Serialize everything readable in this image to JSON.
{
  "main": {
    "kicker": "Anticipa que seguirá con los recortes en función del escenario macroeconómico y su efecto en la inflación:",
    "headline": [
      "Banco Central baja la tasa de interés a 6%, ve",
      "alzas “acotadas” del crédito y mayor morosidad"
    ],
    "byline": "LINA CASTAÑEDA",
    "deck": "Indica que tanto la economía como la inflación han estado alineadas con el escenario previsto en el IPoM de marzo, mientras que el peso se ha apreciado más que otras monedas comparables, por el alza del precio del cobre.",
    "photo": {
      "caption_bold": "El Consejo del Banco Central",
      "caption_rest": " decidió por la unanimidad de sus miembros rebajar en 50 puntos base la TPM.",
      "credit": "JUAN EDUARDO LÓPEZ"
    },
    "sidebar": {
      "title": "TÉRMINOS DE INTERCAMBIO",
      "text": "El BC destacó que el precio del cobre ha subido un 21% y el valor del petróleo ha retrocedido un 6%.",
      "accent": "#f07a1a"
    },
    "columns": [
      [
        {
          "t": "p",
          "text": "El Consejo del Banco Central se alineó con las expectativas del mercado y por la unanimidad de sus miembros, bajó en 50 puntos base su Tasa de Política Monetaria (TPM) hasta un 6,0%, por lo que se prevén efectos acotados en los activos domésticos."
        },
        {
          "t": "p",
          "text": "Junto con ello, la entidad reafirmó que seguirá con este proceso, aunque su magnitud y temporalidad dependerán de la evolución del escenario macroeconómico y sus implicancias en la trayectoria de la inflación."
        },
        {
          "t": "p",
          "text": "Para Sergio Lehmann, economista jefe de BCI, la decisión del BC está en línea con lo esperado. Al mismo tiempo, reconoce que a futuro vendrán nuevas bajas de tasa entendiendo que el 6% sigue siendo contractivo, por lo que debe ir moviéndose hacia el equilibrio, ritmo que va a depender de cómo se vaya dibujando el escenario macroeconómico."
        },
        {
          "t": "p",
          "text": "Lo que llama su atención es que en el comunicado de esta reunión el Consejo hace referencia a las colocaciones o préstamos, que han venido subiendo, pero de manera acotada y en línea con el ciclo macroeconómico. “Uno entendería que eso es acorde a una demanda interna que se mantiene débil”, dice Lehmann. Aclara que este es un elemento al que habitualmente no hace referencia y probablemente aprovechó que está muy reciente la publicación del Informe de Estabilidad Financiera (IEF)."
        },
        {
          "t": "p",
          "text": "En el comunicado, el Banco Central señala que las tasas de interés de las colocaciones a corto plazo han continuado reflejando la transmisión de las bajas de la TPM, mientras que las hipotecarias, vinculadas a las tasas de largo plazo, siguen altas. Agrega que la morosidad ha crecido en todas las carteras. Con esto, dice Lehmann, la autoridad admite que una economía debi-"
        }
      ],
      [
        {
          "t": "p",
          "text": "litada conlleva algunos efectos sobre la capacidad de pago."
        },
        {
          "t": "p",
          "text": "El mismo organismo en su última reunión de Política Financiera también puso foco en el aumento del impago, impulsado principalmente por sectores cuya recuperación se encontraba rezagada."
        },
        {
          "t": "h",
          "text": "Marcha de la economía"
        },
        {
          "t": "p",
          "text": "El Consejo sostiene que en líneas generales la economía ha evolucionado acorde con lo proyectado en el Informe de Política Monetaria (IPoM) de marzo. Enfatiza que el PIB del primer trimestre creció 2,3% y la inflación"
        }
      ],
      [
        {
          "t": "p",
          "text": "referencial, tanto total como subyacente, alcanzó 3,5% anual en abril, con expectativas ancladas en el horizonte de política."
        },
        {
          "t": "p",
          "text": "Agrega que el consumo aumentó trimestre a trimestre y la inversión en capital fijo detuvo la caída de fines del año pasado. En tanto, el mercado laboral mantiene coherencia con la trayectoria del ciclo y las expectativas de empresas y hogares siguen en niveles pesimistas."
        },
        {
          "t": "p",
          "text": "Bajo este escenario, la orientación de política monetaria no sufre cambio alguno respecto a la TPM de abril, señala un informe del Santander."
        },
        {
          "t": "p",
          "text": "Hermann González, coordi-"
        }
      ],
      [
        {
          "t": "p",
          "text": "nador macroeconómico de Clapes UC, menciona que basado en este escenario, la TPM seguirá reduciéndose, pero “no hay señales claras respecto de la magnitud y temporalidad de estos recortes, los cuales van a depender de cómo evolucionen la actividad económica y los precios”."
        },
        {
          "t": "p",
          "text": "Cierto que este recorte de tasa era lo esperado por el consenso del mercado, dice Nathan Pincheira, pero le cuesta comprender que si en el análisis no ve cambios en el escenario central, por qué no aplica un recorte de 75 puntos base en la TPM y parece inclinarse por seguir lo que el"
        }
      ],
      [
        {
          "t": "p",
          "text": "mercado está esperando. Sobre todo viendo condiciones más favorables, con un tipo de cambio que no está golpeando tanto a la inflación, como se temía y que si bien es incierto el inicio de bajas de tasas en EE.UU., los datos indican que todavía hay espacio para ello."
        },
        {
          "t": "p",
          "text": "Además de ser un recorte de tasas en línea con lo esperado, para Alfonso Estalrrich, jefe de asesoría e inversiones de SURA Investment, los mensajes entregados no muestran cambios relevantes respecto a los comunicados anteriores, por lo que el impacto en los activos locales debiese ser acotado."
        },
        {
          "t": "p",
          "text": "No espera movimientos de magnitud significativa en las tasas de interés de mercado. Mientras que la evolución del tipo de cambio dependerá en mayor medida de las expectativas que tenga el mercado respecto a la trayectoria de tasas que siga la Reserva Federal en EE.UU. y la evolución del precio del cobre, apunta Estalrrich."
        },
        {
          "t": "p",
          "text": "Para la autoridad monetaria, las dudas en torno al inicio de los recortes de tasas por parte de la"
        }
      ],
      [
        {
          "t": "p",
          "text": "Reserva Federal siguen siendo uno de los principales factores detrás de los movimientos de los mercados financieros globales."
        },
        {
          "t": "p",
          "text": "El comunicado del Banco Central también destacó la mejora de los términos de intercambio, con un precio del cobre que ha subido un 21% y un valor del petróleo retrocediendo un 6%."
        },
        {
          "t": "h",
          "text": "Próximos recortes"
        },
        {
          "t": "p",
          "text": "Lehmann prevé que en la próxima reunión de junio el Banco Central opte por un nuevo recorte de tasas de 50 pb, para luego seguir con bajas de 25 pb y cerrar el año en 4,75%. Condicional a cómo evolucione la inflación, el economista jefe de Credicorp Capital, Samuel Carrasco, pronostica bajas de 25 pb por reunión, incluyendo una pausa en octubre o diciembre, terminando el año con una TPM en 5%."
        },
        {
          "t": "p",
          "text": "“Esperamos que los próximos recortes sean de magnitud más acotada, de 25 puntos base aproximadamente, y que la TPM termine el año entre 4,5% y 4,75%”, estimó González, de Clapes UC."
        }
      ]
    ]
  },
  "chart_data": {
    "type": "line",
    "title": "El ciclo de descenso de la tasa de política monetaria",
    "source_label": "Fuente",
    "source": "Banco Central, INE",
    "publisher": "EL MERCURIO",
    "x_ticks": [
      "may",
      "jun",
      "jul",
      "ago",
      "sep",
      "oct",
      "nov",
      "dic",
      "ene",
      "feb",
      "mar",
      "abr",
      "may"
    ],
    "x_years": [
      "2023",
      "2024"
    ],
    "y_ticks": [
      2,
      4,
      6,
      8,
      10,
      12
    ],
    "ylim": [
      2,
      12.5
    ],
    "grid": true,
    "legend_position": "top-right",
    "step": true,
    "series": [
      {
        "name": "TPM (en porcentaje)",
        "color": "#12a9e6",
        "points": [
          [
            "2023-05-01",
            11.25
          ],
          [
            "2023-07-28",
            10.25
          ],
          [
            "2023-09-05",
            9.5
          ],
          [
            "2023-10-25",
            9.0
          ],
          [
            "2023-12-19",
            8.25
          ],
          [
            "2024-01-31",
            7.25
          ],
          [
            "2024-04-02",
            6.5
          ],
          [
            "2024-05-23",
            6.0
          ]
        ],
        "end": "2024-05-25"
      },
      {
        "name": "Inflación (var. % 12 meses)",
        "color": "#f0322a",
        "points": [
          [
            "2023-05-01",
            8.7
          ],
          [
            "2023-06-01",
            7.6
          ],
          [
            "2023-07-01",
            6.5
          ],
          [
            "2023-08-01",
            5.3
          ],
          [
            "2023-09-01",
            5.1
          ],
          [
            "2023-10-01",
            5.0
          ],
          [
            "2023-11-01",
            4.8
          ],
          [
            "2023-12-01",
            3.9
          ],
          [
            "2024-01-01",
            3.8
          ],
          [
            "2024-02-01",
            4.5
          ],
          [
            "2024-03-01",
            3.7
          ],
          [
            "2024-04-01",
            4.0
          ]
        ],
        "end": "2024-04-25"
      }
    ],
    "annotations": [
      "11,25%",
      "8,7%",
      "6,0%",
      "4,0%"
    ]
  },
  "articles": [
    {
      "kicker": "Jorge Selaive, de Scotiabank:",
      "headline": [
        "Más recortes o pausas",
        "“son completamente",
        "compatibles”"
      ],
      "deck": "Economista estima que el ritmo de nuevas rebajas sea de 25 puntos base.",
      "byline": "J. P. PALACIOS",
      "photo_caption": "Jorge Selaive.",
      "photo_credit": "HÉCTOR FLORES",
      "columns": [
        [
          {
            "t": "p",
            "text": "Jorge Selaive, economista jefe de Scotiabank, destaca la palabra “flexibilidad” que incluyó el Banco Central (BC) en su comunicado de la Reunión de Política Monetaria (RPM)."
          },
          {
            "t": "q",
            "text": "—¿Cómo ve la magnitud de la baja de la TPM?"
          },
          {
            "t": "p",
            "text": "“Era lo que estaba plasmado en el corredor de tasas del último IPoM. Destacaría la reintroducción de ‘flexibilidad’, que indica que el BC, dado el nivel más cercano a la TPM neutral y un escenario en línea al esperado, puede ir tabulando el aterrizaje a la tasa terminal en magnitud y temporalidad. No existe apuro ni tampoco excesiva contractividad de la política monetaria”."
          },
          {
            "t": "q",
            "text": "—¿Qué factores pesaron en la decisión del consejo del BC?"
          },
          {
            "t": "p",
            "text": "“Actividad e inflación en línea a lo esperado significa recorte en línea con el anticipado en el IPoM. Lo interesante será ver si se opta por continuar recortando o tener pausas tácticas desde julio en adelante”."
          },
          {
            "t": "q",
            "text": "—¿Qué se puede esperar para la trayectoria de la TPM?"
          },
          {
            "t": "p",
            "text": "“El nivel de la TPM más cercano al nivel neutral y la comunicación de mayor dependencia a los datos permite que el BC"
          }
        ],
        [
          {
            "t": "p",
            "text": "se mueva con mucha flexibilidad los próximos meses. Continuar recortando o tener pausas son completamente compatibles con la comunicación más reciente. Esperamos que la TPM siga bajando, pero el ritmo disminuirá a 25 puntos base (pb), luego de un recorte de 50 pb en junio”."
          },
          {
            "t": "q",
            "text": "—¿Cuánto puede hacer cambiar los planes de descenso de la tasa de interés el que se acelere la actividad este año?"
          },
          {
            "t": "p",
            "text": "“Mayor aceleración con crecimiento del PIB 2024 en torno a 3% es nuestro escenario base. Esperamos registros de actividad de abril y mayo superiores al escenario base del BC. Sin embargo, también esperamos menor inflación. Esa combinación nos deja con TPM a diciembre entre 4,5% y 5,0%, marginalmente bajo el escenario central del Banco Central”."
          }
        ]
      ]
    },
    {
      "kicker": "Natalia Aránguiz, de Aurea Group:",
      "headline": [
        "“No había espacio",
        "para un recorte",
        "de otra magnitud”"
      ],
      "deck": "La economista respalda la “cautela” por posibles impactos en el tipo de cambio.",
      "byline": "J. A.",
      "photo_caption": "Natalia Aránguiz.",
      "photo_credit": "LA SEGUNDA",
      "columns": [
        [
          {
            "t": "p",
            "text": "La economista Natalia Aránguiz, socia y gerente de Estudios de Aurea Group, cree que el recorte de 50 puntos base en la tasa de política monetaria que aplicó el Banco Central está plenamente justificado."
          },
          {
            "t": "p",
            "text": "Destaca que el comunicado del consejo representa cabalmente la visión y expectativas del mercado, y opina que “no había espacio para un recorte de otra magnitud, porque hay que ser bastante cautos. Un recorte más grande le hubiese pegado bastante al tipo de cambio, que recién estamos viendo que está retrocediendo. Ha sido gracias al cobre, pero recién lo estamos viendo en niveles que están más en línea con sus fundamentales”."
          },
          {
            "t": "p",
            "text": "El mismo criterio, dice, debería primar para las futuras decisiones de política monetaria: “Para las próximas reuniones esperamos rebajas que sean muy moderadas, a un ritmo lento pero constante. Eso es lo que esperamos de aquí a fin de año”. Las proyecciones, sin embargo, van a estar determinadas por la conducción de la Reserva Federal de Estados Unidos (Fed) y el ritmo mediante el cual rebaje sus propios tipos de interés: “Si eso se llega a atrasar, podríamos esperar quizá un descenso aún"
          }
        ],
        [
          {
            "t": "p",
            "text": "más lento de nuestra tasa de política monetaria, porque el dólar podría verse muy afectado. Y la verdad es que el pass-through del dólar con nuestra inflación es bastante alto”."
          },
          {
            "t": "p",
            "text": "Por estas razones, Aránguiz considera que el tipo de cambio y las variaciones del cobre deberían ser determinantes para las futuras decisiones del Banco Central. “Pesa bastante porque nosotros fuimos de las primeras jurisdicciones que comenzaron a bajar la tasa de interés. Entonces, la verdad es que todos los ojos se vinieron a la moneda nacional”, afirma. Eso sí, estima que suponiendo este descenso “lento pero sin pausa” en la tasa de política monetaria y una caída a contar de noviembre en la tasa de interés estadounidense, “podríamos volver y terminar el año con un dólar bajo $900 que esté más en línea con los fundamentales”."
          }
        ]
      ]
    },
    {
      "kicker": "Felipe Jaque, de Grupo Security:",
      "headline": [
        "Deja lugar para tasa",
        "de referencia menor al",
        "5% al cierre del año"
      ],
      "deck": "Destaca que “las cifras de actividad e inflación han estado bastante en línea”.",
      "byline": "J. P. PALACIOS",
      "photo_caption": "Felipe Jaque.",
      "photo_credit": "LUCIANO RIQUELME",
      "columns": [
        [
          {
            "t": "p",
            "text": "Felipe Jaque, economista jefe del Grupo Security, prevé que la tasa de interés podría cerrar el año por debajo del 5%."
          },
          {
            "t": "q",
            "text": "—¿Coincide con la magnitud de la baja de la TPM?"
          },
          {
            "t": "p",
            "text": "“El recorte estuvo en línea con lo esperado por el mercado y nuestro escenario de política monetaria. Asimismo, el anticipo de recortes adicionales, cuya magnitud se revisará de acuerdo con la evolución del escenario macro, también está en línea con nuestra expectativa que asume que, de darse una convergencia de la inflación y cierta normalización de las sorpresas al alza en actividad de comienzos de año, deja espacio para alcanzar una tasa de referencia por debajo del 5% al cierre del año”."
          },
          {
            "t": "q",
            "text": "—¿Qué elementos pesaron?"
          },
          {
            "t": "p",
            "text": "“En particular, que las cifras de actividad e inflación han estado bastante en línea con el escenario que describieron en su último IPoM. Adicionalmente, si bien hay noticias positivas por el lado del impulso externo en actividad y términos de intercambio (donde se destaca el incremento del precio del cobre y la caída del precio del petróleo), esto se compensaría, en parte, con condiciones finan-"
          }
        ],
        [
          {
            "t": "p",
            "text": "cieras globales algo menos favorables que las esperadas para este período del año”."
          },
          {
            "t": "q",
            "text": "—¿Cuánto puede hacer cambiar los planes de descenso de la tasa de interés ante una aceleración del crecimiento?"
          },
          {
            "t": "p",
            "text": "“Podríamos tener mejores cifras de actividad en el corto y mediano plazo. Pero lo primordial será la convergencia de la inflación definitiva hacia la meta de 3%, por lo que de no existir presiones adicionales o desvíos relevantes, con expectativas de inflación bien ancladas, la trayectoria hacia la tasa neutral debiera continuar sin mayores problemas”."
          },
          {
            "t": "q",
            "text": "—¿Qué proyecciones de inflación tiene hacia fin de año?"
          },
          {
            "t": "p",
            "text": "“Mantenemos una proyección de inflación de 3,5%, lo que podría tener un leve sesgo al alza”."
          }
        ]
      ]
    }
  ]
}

========================================

Copy all the lines above that hold the string "globales".

### Task output
          "text": "Reserva Federal siguen siendo uno de los principales factores detrás de los movimientos de los mercados financieros globales."
            "text": "cieras globales algo menos favorables que las esperadas para este período del año”."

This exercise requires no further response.